• **EXERCISE DESCRIPTION**: Copy every line of the listing that holds the string "this".

___

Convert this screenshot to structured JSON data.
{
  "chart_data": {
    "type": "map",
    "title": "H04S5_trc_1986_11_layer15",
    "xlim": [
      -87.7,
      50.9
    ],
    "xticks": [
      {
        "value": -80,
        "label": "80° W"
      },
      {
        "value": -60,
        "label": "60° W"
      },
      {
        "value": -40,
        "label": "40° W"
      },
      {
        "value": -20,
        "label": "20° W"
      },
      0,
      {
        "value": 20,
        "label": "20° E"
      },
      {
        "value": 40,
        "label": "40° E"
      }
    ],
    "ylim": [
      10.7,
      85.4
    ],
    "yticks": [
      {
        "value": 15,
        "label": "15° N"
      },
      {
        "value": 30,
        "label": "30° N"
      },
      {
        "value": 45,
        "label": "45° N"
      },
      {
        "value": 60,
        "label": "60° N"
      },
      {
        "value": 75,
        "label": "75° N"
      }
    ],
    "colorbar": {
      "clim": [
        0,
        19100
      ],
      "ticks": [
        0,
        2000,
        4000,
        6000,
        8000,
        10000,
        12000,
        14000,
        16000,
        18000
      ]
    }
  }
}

___

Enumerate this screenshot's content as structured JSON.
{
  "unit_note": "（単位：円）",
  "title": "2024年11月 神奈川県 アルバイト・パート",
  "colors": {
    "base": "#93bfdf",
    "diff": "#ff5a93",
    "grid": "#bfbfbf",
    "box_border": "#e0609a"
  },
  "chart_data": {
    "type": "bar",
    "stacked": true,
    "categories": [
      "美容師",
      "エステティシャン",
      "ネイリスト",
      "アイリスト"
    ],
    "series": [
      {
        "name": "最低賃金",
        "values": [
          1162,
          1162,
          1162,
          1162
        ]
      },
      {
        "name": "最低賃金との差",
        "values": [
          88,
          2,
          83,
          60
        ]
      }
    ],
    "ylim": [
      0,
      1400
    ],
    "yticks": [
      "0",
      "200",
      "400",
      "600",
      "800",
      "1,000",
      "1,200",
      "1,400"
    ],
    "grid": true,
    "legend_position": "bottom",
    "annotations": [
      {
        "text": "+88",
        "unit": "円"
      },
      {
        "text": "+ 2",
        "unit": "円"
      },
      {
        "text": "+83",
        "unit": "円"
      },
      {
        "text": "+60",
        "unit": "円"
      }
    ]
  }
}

___

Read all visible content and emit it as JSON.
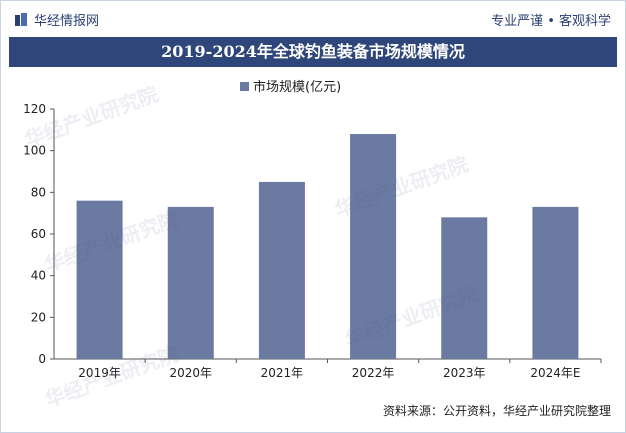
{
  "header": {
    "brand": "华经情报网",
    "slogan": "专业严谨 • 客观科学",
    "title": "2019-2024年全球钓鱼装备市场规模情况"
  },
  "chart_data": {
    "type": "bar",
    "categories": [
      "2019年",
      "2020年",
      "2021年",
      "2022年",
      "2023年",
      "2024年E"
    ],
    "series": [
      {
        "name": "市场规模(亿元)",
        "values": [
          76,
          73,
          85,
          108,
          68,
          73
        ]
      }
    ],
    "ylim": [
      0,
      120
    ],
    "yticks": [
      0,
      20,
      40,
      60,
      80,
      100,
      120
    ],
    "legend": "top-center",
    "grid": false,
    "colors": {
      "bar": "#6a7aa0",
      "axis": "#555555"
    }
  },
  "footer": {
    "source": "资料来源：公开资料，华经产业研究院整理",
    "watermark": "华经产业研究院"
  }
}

___

• **RESULT OF THE EXERCISE**:
Convert this screenshot to structured JSON data.
Enumerate this screenshot's content as structured JSON.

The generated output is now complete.